<<<<

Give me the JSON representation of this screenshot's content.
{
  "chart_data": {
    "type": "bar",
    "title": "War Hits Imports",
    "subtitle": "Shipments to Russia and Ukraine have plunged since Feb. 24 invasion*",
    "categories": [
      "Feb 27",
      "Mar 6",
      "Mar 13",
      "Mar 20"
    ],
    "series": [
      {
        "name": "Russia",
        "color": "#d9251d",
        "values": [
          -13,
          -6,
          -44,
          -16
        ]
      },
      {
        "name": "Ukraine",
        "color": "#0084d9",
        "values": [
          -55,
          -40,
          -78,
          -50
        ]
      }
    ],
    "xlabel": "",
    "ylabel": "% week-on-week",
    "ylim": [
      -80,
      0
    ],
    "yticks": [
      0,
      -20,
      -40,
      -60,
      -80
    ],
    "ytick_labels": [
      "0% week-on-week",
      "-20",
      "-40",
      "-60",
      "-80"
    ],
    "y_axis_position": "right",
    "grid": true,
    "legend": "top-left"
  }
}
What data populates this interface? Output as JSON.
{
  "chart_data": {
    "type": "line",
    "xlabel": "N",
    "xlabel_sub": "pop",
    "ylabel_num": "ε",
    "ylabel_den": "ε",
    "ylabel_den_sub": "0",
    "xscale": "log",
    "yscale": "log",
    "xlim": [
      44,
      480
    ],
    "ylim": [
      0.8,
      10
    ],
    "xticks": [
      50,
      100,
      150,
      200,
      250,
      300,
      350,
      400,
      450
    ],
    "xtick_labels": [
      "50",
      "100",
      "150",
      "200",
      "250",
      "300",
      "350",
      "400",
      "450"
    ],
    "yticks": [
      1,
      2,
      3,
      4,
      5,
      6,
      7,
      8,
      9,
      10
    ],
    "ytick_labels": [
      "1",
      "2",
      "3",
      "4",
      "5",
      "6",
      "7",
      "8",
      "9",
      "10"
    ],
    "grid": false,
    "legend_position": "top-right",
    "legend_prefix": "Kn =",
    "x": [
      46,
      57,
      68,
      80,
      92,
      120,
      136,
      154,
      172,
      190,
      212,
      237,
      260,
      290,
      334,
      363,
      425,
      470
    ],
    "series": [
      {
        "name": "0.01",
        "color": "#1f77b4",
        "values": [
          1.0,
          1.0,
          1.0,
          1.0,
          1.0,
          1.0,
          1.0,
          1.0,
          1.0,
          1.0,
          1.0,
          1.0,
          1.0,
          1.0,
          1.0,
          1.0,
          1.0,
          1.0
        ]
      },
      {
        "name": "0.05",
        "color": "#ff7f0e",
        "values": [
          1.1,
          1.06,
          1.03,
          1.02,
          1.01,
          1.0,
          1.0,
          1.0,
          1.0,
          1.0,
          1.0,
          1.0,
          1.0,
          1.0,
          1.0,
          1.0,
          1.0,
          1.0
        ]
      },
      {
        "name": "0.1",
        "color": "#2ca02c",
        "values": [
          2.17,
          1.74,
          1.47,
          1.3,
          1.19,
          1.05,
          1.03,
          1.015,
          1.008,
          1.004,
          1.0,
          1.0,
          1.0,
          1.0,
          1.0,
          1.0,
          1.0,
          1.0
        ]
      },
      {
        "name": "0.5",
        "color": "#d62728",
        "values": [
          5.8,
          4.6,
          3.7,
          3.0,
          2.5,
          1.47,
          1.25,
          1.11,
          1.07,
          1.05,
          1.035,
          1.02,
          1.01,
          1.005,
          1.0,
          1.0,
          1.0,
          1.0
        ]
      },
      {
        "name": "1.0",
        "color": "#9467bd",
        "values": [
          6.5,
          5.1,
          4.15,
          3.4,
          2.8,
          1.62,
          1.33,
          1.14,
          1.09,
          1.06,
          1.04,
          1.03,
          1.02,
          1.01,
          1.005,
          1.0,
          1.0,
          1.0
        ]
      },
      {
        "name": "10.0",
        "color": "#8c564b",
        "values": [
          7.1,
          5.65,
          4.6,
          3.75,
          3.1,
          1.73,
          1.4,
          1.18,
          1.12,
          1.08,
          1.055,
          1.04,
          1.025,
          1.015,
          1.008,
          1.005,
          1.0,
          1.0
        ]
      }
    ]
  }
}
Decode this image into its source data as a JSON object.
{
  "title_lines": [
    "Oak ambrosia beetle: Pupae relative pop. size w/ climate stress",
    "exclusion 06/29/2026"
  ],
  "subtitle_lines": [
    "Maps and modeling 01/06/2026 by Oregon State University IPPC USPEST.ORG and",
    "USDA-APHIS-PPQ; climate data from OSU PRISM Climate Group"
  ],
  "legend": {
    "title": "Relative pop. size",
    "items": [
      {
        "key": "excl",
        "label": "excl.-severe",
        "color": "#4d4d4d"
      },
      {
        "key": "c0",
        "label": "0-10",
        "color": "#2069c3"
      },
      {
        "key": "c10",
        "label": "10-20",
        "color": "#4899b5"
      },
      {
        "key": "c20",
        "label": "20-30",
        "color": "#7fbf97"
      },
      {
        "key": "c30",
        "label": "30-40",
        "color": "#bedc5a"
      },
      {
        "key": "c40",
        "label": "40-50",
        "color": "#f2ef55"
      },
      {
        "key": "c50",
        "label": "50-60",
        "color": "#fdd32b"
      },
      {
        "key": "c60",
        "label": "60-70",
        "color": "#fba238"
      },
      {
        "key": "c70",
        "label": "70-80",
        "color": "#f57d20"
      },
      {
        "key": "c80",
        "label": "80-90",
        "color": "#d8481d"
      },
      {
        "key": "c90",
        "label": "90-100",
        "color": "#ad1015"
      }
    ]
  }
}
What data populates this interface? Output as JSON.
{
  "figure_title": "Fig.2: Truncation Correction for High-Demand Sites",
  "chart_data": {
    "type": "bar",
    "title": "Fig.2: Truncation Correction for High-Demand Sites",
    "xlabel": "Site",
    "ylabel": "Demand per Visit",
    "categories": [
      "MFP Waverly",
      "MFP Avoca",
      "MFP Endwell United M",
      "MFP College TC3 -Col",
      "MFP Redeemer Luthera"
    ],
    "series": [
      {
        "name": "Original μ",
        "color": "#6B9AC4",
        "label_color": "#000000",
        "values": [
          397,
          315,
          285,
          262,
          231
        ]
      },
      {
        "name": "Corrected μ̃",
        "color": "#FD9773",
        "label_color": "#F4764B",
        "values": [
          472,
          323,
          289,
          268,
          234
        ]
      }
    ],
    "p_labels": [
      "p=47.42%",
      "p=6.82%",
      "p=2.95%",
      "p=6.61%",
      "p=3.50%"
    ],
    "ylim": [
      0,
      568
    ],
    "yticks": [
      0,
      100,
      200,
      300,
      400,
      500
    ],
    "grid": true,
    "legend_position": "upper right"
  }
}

>>>>

| AIM OF THE EXERCISE |
Nothing in the listing may be changed; retype it all exactly.

| OUTPUT |
Give me the JSON representation of this screenshot's content.
{
  "chart_data": {
    "type": "bar",
    "title": "War Hits Imports",
    "subtitle": "Shipments to Russia and Ukraine have plunged since Feb. 24 invasion*",
    "categories": [
      "Feb 27",
      "Mar 6",
      "Mar 13",
      "Mar 20"
    ],
    "series": [
      {
        "name": "Russia",
        "color": "#d9251d",
        "values": [
          -13,
          -6,
          -44,
          -16
        ]
      },
      {
        "name": "Ukraine",
        "color": "#0084d9",
        "values": [
          -55,
          -40,
          -78,
          -50
        ]
      }
    ],
    "xlabel": "",
    "ylabel": "% week-on-week",
    "ylim": [
      -80,
      0
    ],
    "yticks": [
      0,
      -20,
      -40,
      -60,
      -80
    ],
    "ytick_labels": [
      "0% week-on-week",
      "-20",
      "-40",
      "-60",
      "-80"
    ],
    "y_axis_position": "right",
    "grid": true,
    "legend": "top-left"
  }
}
What data populates this interface? Output as JSON.
{
  "chart_data": {
    "type": "line",
    "xlabel": "N",
    "xlabel_sub": "pop",
    "ylabel_num": "ε",
    "ylabel_den": "ε",
    "ylabel_den_sub": "0",
    "xscale": "log",
    "yscale": "log",
    "xlim": [
      44,
      480
    ],
    "ylim": [
      0.8,
      10
    ],
    "xticks": [
      50,
      100,
      150,
      200,
      250,
      300,
      350,
      400,
      450
    ],
    "xtick_labels": [
      "50",
      "100",
      "150",
      "200",
      "250",
      "300",
      "350",
      "400",
      "450"
    ],
    "yticks": [
      1,
      2,
      3,
      4,
      5,
      6,
      7,
      8,
      9,
      10
    ],
    "ytick_labels": [
      "1",
      "2",
      "3",
      "4",
      "5",
      "6",
      "7",
      "8",
      "9",
      "10"
    ],
    "grid": false,
    "legend_position": "top-right",
    "legend_prefix": "Kn =",
    "x": [
      46,
      57,
      68,
      80,
      92,
      120,
      136,
      154,
      172,
      190,
      212,
      237,
      260,
      290,
      334,
      363,
      425,
      470
    ],
    "series": [
      {
        "name": "0.01",
        "color": "#1f77b4",
        "values": [
          1.0,
          1.0,
          1.0,
          1.0,
          1.0,
          1.0,
          1.0,
          1.0,
          1.0,
          1.0,
          1.0,
          1.0,
          1.0,
          1.0,
          1.0,
          1.0,
          1.0,
          1.0
        ]
      },
      {
        "name": "0.05",
        "color": "#ff7f0e",
        "values": [
          1.1,
          1.06,
          1.03,
          1.02,
          1.01,
          1.0,
          1.0,
          1.0,
          1.0,
          1.0,
          1.0,
          1.0,
          1.0,
          1.0,
          1.0,
          1.0,
          1.0,
          1.0
        ]
      },
      {
        "name": "0.1",
        "color": "#2ca02c",
        "values": [
          2.17,
          1.74,
          1.47,
          1.3,
          1.19,
          1.05,
          1.03,
          1.015,
          1.008,
          1.004,
          1.0,
          1.0,
          1.0,
          1.0,
          1.0,
          1.0,
          1.0,
          1.0
        ]
      },
      {
        "name": "0.5",
        "color": "#d62728",
        "values": [
          5.8,
          4.6,
          3.7,
          3.0,
          2.5,
          1.47,
          1.25,
          1.11,
          1.07,
          1.05,
          1.035,
          1.02,
          1.01,
          1.005,
          1.0,
          1.0,
          1.0,
          1.0
        ]
      },
      {
        "name": "1.0",
        "color": "#9467bd",
        "values": [
          6.5,
          5.1,
          4.15,
          3.4,
          2.8,
          1.62,
          1.33,
          1.14,
          1.09,
          1.06,
          1.04,
          1.03,
          1.02,
          1.01,
          1.005,
          1.0,
          1.0,
          1.0
        ]
      },
      {
        "name": "10.0",
        "color": "#8c564b",
        "values": [
          7.1,
          5.65,
          4.6,
          3.75,
          3.1,
          1.73,
          1.4,
          1.18,
          1.12,
          1.08,
          1.055,
          1.04,
          1.025,
          1.015,
          1.008,
          1.005,
          1.0,
          1.0
        ]
      }
    ]
  }
}
Decode this image into its source data as a JSON object.
{
  "title_lines": [
    "Oak ambrosia beetle: Pupae relative pop. size w/ climate stress",
    "exclusion 06/29/2026"
  ],
  "subtitle_lines": [
    "Maps and modeling 01/06/2026 by Oregon State University IPPC USPEST.ORG and",
    "USDA-APHIS-PPQ; climate data from OSU PRISM Climate Group"
  ],
  "legend": {
    "title": "Relative pop. size",
    "items": [
      {
        "key": "excl",
        "label": "excl.-severe",
        "color": "#4d4d4d"
      },
      {
        "key": "c0",
        "label": "0-10",
        "color": "#2069c3"
      },
      {
        "key": "c10",
        "label": "10-20",
        "color": "#4899b5"
      },
      {
        "key": "c20",
        "label": "20-30",
        "color": "#7fbf97"
      },
      {
        "key": "c30",
        "label": "30-40",
        "color": "#bedc5a"
      },
      {
        "key": "c40",
        "label": "40-50",
        "color": "#f2ef55"
      },
      {
        "key": "c50",
        "label": "50-60",
        "color": "#fdd32b"
      },
      {
        "key": "c60",
        "label": "60-70",
        "color": "#fba238"
      },
      {
        "key": "c70",
        "label": "70-80",
        "color": "#f57d20"
      },
      {
        "key": "c80",
        "label": "80-90",
        "color": "#d8481d"
      },
      {
        "key": "c90",
        "label": "90-100",
        "color": "#ad1015"
      }
    ]
  }
}
What data populates this interface? Output as JSON.
{
  "figure_title": "Fig.2: Truncation Correction for High-Demand Sites",
  "chart_data": {
    "type": "bar",
    "title": "Fig.2: Truncation Correction for High-Demand Sites",
    "xlabel": "Site",
    "ylabel": "Demand per Visit",
    "categories": [
      "MFP Waverly",
      "MFP Avoca",
      "MFP Endwell United M",
      "MFP College TC3 -Col",
      "MFP Redeemer Luthera"
    ],
    "series": [
      {
        "name": "Original μ",
        "color": "#6B9AC4",
        "label_color": "#000000",
        "values": [
          397,
          315,
          285,
          262,
          231
        ]
      },
      {
        "name": "Corrected μ̃",
        "color": "#FD9773",
        "label_color": "#F4764B",
        "values": [
          472,
          323,
          289,
          268,
          234
        ]
      }
    ],
    "p_labels": [
      "p=47.42%",
      "p=6.82%",
      "p=2.95%",
      "p=6.61%",
      "p=3.50%"
    ],
    "ylim": [
      0,
      568
    ],
    "yticks": [
      0,
      100,
      200,
      300,
      400,
      500
    ],
    "grid": true,
    "legend_position": "upper right"
  }
}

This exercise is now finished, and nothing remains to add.